Directions for this task:
Please output the records below in full, exactly as given, but without the images.

(Chart and figure data)
====================

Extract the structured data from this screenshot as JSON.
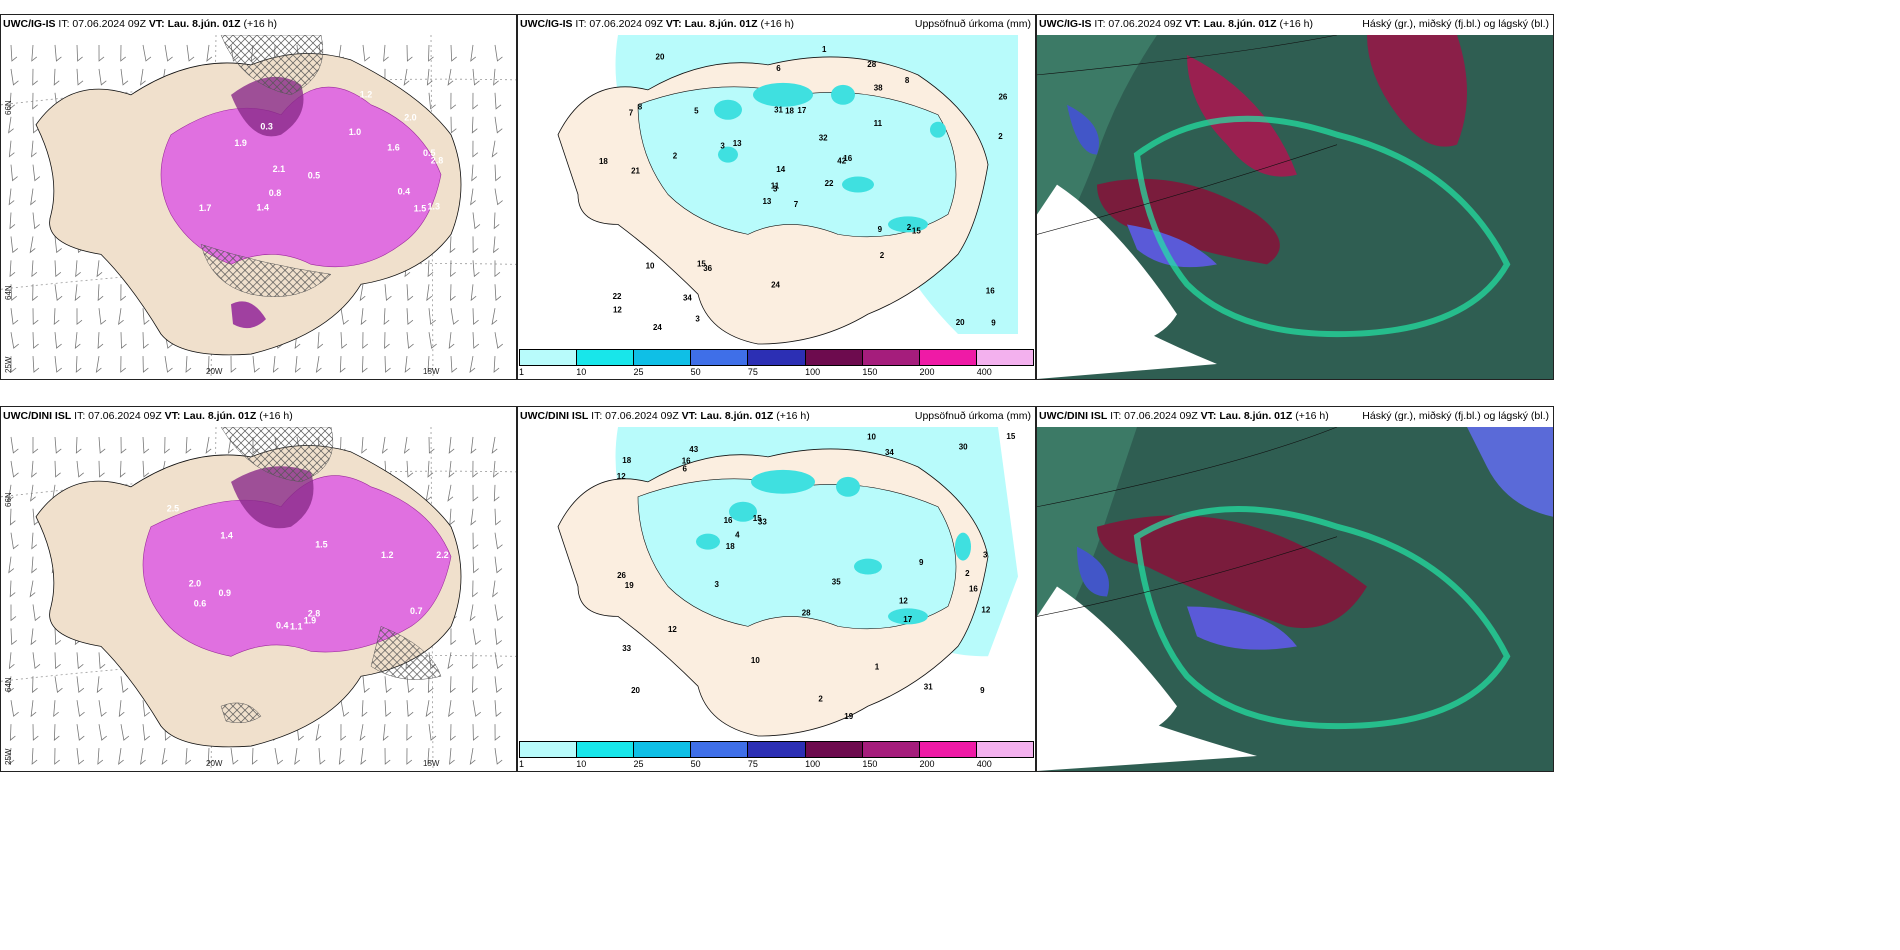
{
  "rows": [
    {
      "panels": [
        {
          "model": "UWC/IG-IS",
          "it": "IT: 07.06.2024 09Z",
          "vt": "VT: Lau. 8.jún. 01Z",
          "lead": "(+16 h)",
          "right": ""
        },
        {
          "model": "UWC/IG-IS",
          "it": "IT: 07.06.2024 09Z",
          "vt": "VT: Lau. 8.jún. 01Z",
          "lead": "(+16 h)",
          "right": "Uppsöfnuð úrkoma (mm)"
        },
        {
          "model": "UWC/IG-IS",
          "it": "IT: 07.06.2024 09Z",
          "vt": "VT: Lau. 8.jún. 01Z",
          "lead": "(+16 h)",
          "right": "Háský (gr.), miðský (fj.bl.) og lágský (bl.)"
        }
      ],
      "axis": {
        "lat1": "66N",
        "lat2": "64N",
        "lon1": "25W",
        "lon2": "20W",
        "lon3": "15W"
      }
    },
    {
      "panels": [
        {
          "model": "UWC/DINI ISL",
          "it": "IT: 07.06.2024 09Z",
          "vt": "VT: Lau. 8.jún. 01Z",
          "lead": "(+16 h)",
          "right": ""
        },
        {
          "model": "UWC/DINI ISL",
          "it": "IT: 07.06.2024 09Z",
          "vt": "VT: Lau. 8.jún. 01Z",
          "lead": "(+16 h)",
          "right": "Uppsöfnuð úrkoma (mm)"
        },
        {
          "model": "UWC/DINI ISL",
          "it": "IT: 07.06.2024 09Z",
          "vt": "VT: Lau. 8.jún. 01Z",
          "lead": "(+16 h)",
          "right": "Háský (gr.), miðský (fj.bl.) og lágský (bl.)"
        }
      ],
      "axis": {
        "lat1": "66N",
        "lat2": "64N",
        "lon1": "25W",
        "lon2": "20W",
        "lon3": "15W"
      }
    }
  ],
  "colorbar": {
    "ticks": [
      "1",
      "10",
      "25",
      "50",
      "75",
      "100",
      "150",
      "200",
      "400"
    ],
    "colors": [
      "#b8fbfb",
      "#18e6ea",
      "#0fbfe6",
      "#3f6fe8",
      "#2c2fb4",
      "#6d0b4e",
      "#a51d7c",
      "#ef1aa6",
      "#f3b1ee"
    ]
  },
  "precip_labels_top": [
    "7",
    "7",
    "3",
    "22",
    "42",
    "36",
    "28",
    "17",
    "38",
    "22",
    "20",
    "9",
    "21",
    "26",
    "13",
    "11",
    "24",
    "31",
    "32",
    "10",
    "13",
    "12",
    "34",
    "18",
    "16",
    "15",
    "8",
    "6",
    "18",
    "9",
    "2",
    "11",
    "24",
    "14",
    "5",
    "8",
    "15",
    "20",
    "16",
    "2",
    "1",
    "3",
    "2",
    "2",
    "3"
  ],
  "precip_labels_bottom": [
    "12",
    "16",
    "20",
    "43",
    "33",
    "31",
    "33",
    "34",
    "16",
    "19",
    "12",
    "26",
    "18",
    "9",
    "10",
    "3",
    "28",
    "35",
    "15",
    "12",
    "15",
    "30",
    "18",
    "12",
    "10",
    "16",
    "17",
    "19",
    "6",
    "9",
    "2",
    "1",
    "4",
    "3",
    "2"
  ],
  "wind_labels_top": [
    "0.3",
    "0.5",
    "1.0",
    "2.8",
    "2.1",
    "1.3",
    "0.8",
    "1.2",
    "1.5",
    "2.0",
    "1.9",
    "0.4",
    "1.6",
    "1.4",
    "1.7",
    "0.5"
  ],
  "wind_labels_bottom": [
    "0.4",
    "2.8",
    "1.5",
    "2.5",
    "2.2",
    "0.6",
    "1.9",
    "2.0",
    "1.2",
    "1.4",
    "0.9",
    "0.7",
    "1.1"
  ]
}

====================

Finished task:
Extract the structured data from this screenshot as JSON.
{
  "rows": [
    {
      "panels": [
        {
          "model": "UWC/IG-IS",
          "it": "IT: 07.06.2024 09Z",
          "vt": "VT: Lau. 8.jún. 01Z",
          "lead": "(+16 h)",
          "right": ""
        },
        {
          "model": "UWC/IG-IS",
          "it": "IT: 07.06.2024 09Z",
          "vt": "VT: Lau. 8.jún. 01Z",
          "lead": "(+16 h)",
          "right": "Uppsöfnuð úrkoma (mm)"
        },
        {
          "model": "UWC/IG-IS",
          "it": "IT: 07.06.2024 09Z",
          "vt": "VT: Lau. 8.jún. 01Z",
          "lead": "(+16 h)",
          "right": "Háský (gr.), miðský (fj.bl.) og lágský (bl.)"
        }
      ],
      "axis": {
        "lat1": "66N",
        "lat2": "64N",
        "lon1": "25W",
        "lon2": "20W",
        "lon3": "15W"
      }
    },
    {
      "panels": [
        {
          "model": "UWC/DINI ISL",
          "it": "IT: 07.06.2024 09Z",
          "vt": "VT: Lau. 8.jún. 01Z",
          "lead": "(+16 h)",
          "right": ""
        },
        {
          "model": "UWC/DINI ISL",
          "it": "IT: 07.06.2024 09Z",
          "vt": "VT: Lau. 8.jún. 01Z",
          "lead": "(+16 h)",
          "right": "Uppsöfnuð úrkoma (mm)"
        },
        {
          "model": "UWC/DINI ISL",
          "it": "IT: 07.06.2024 09Z",
          "vt": "VT: Lau. 8.jún. 01Z",
          "lead": "(+16 h)",
          "right": "Háský (gr.), miðský (fj.bl.) og lágský (bl.)"
        }
      ],
      "axis": {
        "lat1": "66N",
        "lat2": "64N",
        "lon1": "25W",
        "lon2": "20W",
        "lon3": "15W"
      }
    }
  ],
  "colorbar": {
    "ticks": [
      "1",
      "10",
      "25",
      "50",
      "75",
      "100",
      "150",
      "200",
      "400"
    ],
    "colors": [
      "#b8fbfb",
      "#18e6ea",
      "#0fbfe6",
      "#3f6fe8",
      "#2c2fb4",
      "#6d0b4e",
      "#a51d7c",
      "#ef1aa6",
      "#f3b1ee"
    ]
  },
  "precip_labels_top": [
    "7",
    "7",
    "3",
    "22",
    "42",
    "36",
    "28",
    "17",
    "38",
    "22",
    "20",
    "9",
    "21",
    "26",
    "13",
    "11",
    "24",
    "31",
    "32",
    "10",
    "13",
    "12",
    "34",
    "18",
    "16",
    "15",
    "8",
    "6",
    "18",
    "9",
    "2",
    "11",
    "24",
    "14",
    "5",
    "8",
    "15",
    "20",
    "16",
    "2",
    "1",
    "3",
    "2",
    "2",
    "3"
  ],
  "precip_labels_bottom": [
    "12",
    "16",
    "20",
    "43",
    "33",
    "31",
    "33",
    "34",
    "16",
    "19",
    "12",
    "26",
    "18",
    "9",
    "10",
    "3",
    "28",
    "35",
    "15",
    "12",
    "15",
    "30",
    "18",
    "12",
    "10",
    "16",
    "17",
    "19",
    "6",
    "9",
    "2",
    "1",
    "4",
    "3",
    "2"
  ],
  "wind_labels_top": [
    "0.3",
    "0.5",
    "1.0",
    "2.8",
    "2.1",
    "1.3",
    "0.8",
    "1.2",
    "1.5",
    "2.0",
    "1.9",
    "0.4",
    "1.6",
    "1.4",
    "1.7",
    "0.5"
  ],
  "wind_labels_bottom": [
    "0.4",
    "2.8",
    "1.5",
    "2.5",
    "2.2",
    "0.6",
    "1.9",
    "2.0",
    "1.2",
    "1.4",
    "0.9",
    "0.7",
    "1.1"
  ]
}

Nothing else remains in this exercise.